What is required:
Every line that contains the word "signaling" should be copied out.

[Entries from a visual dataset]
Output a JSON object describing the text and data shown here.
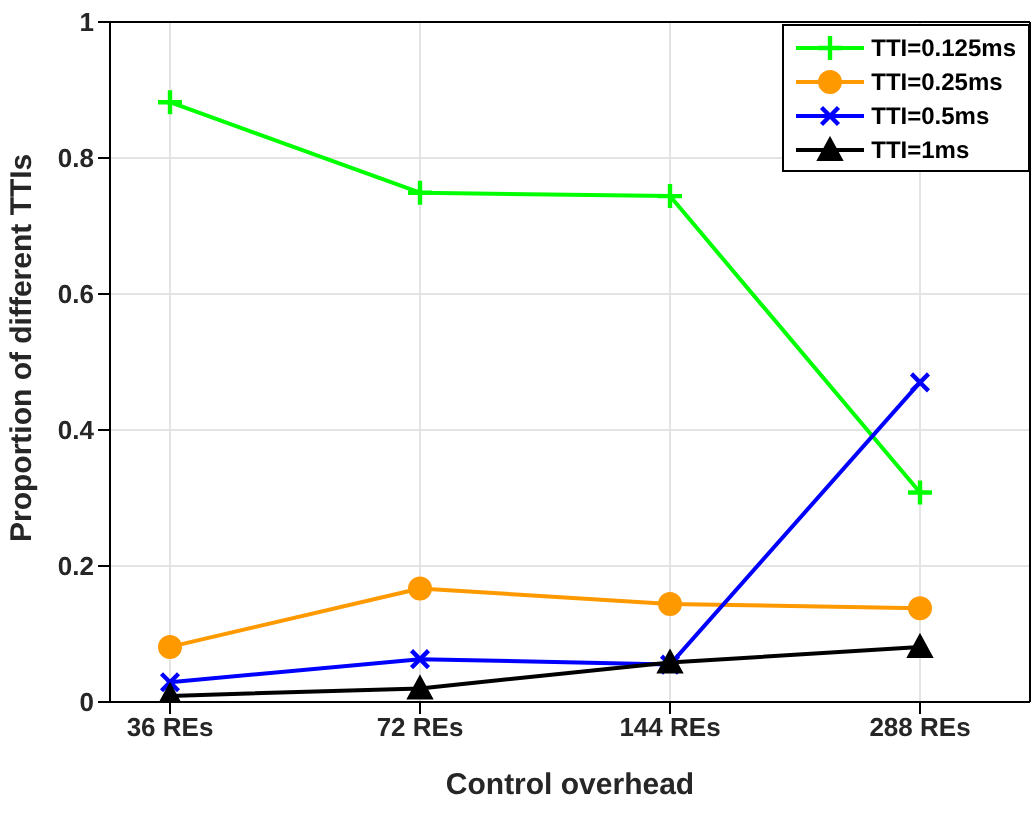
{
  "chart_data": {
    "type": "line",
    "xlabel": "Control overhead",
    "ylabel": "Proportion of different TTIs",
    "categories": [
      "36 REs",
      "72 REs",
      "144 REs",
      "288 REs"
    ],
    "series": [
      {
        "name": "TTI=0.125ms",
        "color": "#00ff00",
        "marker": "cross",
        "values": [
          0.882,
          0.749,
          0.744,
          0.308
        ]
      },
      {
        "name": "TTI=0.25ms",
        "color": "#ff9900",
        "marker": "circle",
        "values": [
          0.081,
          0.167,
          0.144,
          0.138
        ]
      },
      {
        "name": "TTI=0.5ms",
        "color": "#0000ff",
        "marker": "cross",
        "values": [
          0.029,
          0.063,
          0.055,
          0.47
        ]
      },
      {
        "name": "TTI=1ms",
        "color": "#000000",
        "marker": "triangle",
        "values": [
          0.009,
          0.02,
          0.058,
          0.081
        ]
      }
    ],
    "ylim": [
      0,
      1
    ],
    "yticks": [
      0,
      0.2,
      0.4,
      0.6,
      0.8,
      1
    ],
    "grid": true,
    "legend": "top right",
    "line_style": "solid"
  }
}
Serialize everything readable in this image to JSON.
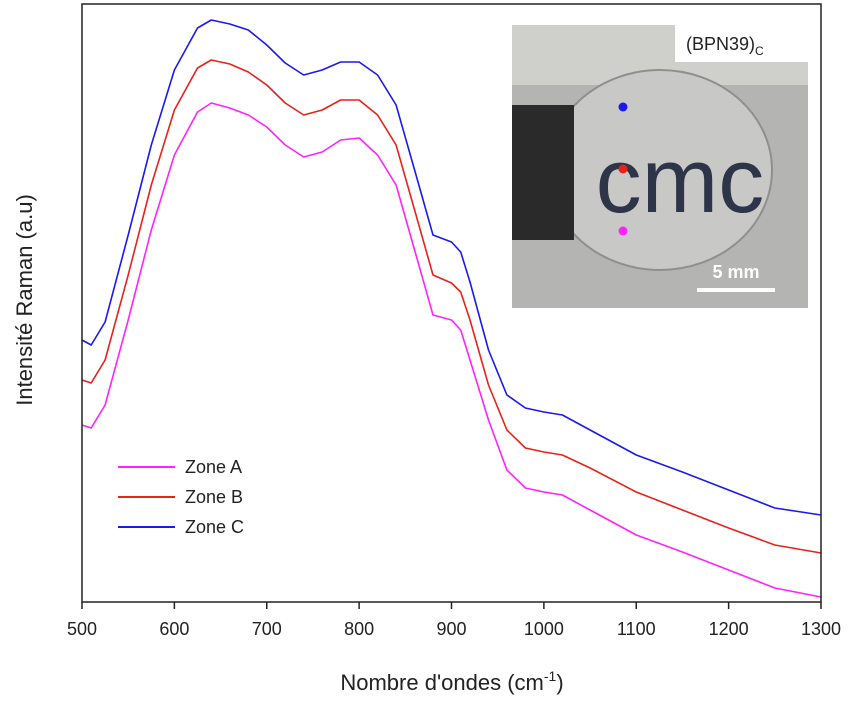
{
  "chart_data": {
    "type": "line",
    "x_label": "Nombre d'ondes (cm",
    "x_label_sup": "-1",
    "x_label_end": ")",
    "y_label": "Intensité Raman (a.u)",
    "x": [
      500,
      510,
      525,
      550,
      575,
      600,
      625,
      640,
      660,
      680,
      700,
      720,
      740,
      760,
      780,
      800,
      820,
      840,
      860,
      880,
      900,
      910,
      920,
      940,
      960,
      980,
      1000,
      1020,
      1050,
      1100,
      1150,
      1200,
      1250,
      1300
    ],
    "series": [
      {
        "name": "Zone A",
        "color": "#ff22ff",
        "values": [
          177,
          174,
          197,
          282,
          372,
          447,
          490,
          499,
          494,
          487,
          475,
          457,
          445,
          450,
          462,
          464,
          447,
          417,
          352,
          287,
          282,
          272,
          242,
          182,
          132,
          114,
          110,
          107,
          92,
          67,
          50,
          32,
          14,
          5
        ]
      },
      {
        "name": "Zone B",
        "color": "#e8221a",
        "values": [
          222,
          219,
          242,
          327,
          417,
          492,
          534,
          542,
          538,
          530,
          517,
          499,
          487,
          492,
          502,
          502,
          487,
          457,
          392,
          327,
          319,
          310,
          282,
          217,
          172,
          154,
          150,
          147,
          134,
          110,
          92,
          74,
          57,
          49
        ]
      },
      {
        "name": "Zone C",
        "color": "#1a1aee",
        "values": [
          262,
          257,
          280,
          367,
          457,
          532,
          574,
          582,
          578,
          572,
          557,
          539,
          527,
          532,
          540,
          540,
          527,
          497,
          432,
          367,
          360,
          350,
          320,
          252,
          207,
          194,
          190,
          187,
          172,
          147,
          130,
          112,
          94,
          87
        ]
      }
    ],
    "xlim": [
      500,
      1300
    ],
    "xticks": [
      500,
      600,
      700,
      800,
      900,
      1000,
      1100,
      1200,
      1300
    ],
    "ylim": [
      0,
      598
    ],
    "legend": "lower left",
    "inset": {
      "label": "(BPN39)",
      "label_sub": "C",
      "photo_text": "cmc",
      "scale_bar": "5 mm",
      "dot_colors": [
        "#1a1aee",
        "#e8221a",
        "#ff22ff"
      ]
    }
  }
}
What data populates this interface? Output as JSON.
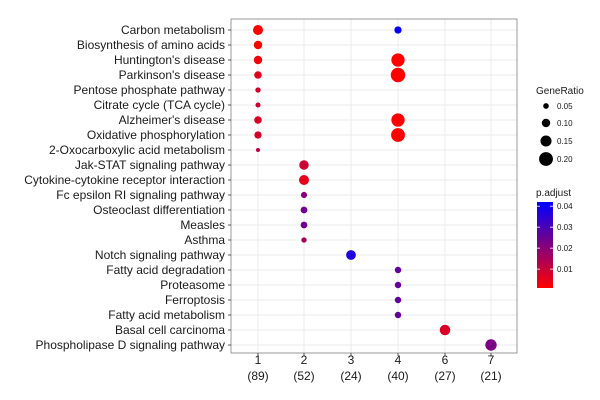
{
  "chart_data": {
    "type": "scatter",
    "x_categories": [
      {
        "top": "1",
        "bottom": "(89)"
      },
      {
        "top": "2",
        "bottom": "(52)"
      },
      {
        "top": "3",
        "bottom": "(24)"
      },
      {
        "top": "4",
        "bottom": "(40)"
      },
      {
        "top": "6",
        "bottom": "(27)"
      },
      {
        "top": "7",
        "bottom": "(21)"
      }
    ],
    "y_categories": [
      "Carbon metabolism",
      "Biosynthesis of amino acids",
      "Huntington's disease",
      "Parkinson's disease",
      "Pentose phosphate pathway",
      "Citrate cycle (TCA cycle)",
      "Alzheimer's disease",
      "Oxidative phosphorylation",
      "2-Oxocarboxylic acid metabolism",
      "Jak-STAT signaling pathway",
      "Cytokine-cytokine receptor interaction",
      "Fc epsilon RI signaling pathway",
      "Osteoclast differentiation",
      "Measles",
      "Asthma",
      "Notch signaling pathway",
      "Fatty acid degradation",
      "Proteasome",
      "Ferroptosis",
      "Fatty acid metabolism",
      "Basal cell carcinoma",
      "Phospholipase D signaling pathway"
    ],
    "points": [
      {
        "x": "1",
        "y": "Carbon metabolism",
        "gene_ratio": 0.13,
        "p_adjust": 0.001
      },
      {
        "x": "1",
        "y": "Biosynthesis of amino acids",
        "gene_ratio": 0.1,
        "p_adjust": 0.001
      },
      {
        "x": "1",
        "y": "Huntington's disease",
        "gene_ratio": 0.1,
        "p_adjust": 0.003
      },
      {
        "x": "1",
        "y": "Parkinson's disease",
        "gene_ratio": 0.085,
        "p_adjust": 0.006
      },
      {
        "x": "1",
        "y": "Pentose phosphate pathway",
        "gene_ratio": 0.045,
        "p_adjust": 0.008
      },
      {
        "x": "1",
        "y": "Citrate cycle (TCA cycle)",
        "gene_ratio": 0.04,
        "p_adjust": 0.009
      },
      {
        "x": "1",
        "y": "Alzheimer's disease",
        "gene_ratio": 0.085,
        "p_adjust": 0.007
      },
      {
        "x": "1",
        "y": "Oxidative phosphorylation",
        "gene_ratio": 0.08,
        "p_adjust": 0.008
      },
      {
        "x": "1",
        "y": "2-Oxocarboxylic acid metabolism",
        "gene_ratio": 0.02,
        "p_adjust": 0.012
      },
      {
        "x": "2",
        "y": "Jak-STAT signaling pathway",
        "gene_ratio": 0.12,
        "p_adjust": 0.009
      },
      {
        "x": "2",
        "y": "Cytokine-cytokine receptor interaction",
        "gene_ratio": 0.13,
        "p_adjust": 0.005
      },
      {
        "x": "2",
        "y": "Fc epsilon RI signaling pathway",
        "gene_ratio": 0.06,
        "p_adjust": 0.02
      },
      {
        "x": "2",
        "y": "Osteoclast differentiation",
        "gene_ratio": 0.07,
        "p_adjust": 0.024
      },
      {
        "x": "2",
        "y": "Measles",
        "gene_ratio": 0.07,
        "p_adjust": 0.024
      },
      {
        "x": "2",
        "y": "Asthma",
        "gene_ratio": 0.045,
        "p_adjust": 0.015
      },
      {
        "x": "3",
        "y": "Notch signaling pathway",
        "gene_ratio": 0.125,
        "p_adjust": 0.037
      },
      {
        "x": "4",
        "y": "Carbon metabolism",
        "gene_ratio": 0.08,
        "p_adjust": 0.041
      },
      {
        "x": "4",
        "y": "Huntington's disease",
        "gene_ratio": 0.19,
        "p_adjust": 0.001
      },
      {
        "x": "4",
        "y": "Parkinson's disease",
        "gene_ratio": 0.21,
        "p_adjust": 0.001
      },
      {
        "x": "4",
        "y": "Alzheimer's disease",
        "gene_ratio": 0.19,
        "p_adjust": 0.001
      },
      {
        "x": "4",
        "y": "Oxidative phosphorylation",
        "gene_ratio": 0.2,
        "p_adjust": 0.001
      },
      {
        "x": "4",
        "y": "Fatty acid degradation",
        "gene_ratio": 0.065,
        "p_adjust": 0.026
      },
      {
        "x": "4",
        "y": "Proteasome",
        "gene_ratio": 0.065,
        "p_adjust": 0.026
      },
      {
        "x": "4",
        "y": "Ferroptosis",
        "gene_ratio": 0.065,
        "p_adjust": 0.026
      },
      {
        "x": "4",
        "y": "Fatty acid metabolism",
        "gene_ratio": 0.065,
        "p_adjust": 0.026
      },
      {
        "x": "6",
        "y": "Basal cell carcinoma",
        "gene_ratio": 0.14,
        "p_adjust": 0.007
      },
      {
        "x": "7",
        "y": "Phospholipase D signaling pathway",
        "gene_ratio": 0.155,
        "p_adjust": 0.022
      }
    ],
    "size_legend": {
      "title": "GeneRatio",
      "values": [
        0.05,
        0.1,
        0.15,
        0.2
      ],
      "labels": [
        "0.05",
        "0.10",
        "0.15",
        "0.20"
      ]
    },
    "color_legend": {
      "title": "p.adjust",
      "range": [
        0.001,
        0.042
      ],
      "ticks": [
        0.01,
        0.02,
        0.03,
        0.04
      ],
      "labels": [
        "0.01",
        "0.02",
        "0.03",
        "0.04"
      ],
      "low_color": "#ff0000",
      "high_color": "#0000ff"
    },
    "grid": true
  }
}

Output of the exercise:
      "Jak-STAT signaling pathway",
      "Fc epsilon RI signaling pathway",
      "Notch signaling pathway",
      "Phospholipase D signaling pathway"
        "y": "Jak-STAT signaling pathway",
        "y": "Fc epsilon RI signaling pathway",
        "y": "Notch signaling pathway",
        "y": "Phospholipase D signaling pathway",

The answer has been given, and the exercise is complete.